* _Record excerpts_

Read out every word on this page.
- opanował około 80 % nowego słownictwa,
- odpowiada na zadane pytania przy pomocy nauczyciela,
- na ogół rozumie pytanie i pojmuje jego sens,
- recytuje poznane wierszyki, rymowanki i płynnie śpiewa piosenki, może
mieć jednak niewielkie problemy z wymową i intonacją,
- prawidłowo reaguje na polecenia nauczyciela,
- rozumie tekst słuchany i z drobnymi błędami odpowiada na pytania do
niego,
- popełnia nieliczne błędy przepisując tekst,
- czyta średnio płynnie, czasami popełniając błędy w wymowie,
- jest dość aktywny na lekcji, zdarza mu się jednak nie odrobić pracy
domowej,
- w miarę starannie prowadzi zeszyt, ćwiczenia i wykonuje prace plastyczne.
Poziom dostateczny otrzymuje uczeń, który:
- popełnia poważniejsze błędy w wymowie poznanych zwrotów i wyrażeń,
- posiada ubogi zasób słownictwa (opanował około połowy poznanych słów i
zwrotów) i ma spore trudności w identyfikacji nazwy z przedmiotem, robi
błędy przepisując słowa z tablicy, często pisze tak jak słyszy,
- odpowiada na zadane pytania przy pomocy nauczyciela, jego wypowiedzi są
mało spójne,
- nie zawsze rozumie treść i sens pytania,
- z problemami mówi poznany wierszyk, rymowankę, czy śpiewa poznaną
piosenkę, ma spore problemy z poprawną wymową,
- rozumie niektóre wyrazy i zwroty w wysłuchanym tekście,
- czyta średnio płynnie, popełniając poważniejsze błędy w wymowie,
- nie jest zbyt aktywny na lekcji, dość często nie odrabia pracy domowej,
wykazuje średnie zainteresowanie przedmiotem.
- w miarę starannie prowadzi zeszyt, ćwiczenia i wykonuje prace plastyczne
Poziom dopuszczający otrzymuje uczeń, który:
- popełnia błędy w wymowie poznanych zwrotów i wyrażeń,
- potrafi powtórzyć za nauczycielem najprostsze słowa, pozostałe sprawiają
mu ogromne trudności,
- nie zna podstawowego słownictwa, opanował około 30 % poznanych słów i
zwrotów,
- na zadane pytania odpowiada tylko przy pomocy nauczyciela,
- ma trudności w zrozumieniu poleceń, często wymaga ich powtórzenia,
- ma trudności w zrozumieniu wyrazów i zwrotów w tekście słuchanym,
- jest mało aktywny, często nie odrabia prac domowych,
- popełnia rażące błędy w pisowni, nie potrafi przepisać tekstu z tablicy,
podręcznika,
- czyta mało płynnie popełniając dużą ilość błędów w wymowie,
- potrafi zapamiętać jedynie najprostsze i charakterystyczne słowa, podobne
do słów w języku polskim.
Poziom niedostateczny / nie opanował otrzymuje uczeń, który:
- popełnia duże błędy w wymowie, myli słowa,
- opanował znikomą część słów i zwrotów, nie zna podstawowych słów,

* _What you will do_
Above are the records. Identify each line that contains the word "potrafi".

* _Result_
- potrafi powtórzyć za nauczycielem najprostsze słowa, pozostałe sprawiają
- popełnia rażące błędy w pisowni, nie potrafi przepisać tekstu z tablicy,
- potrafi zapamiętać jedynie najprostsze i charakterystyczne słowa, podobne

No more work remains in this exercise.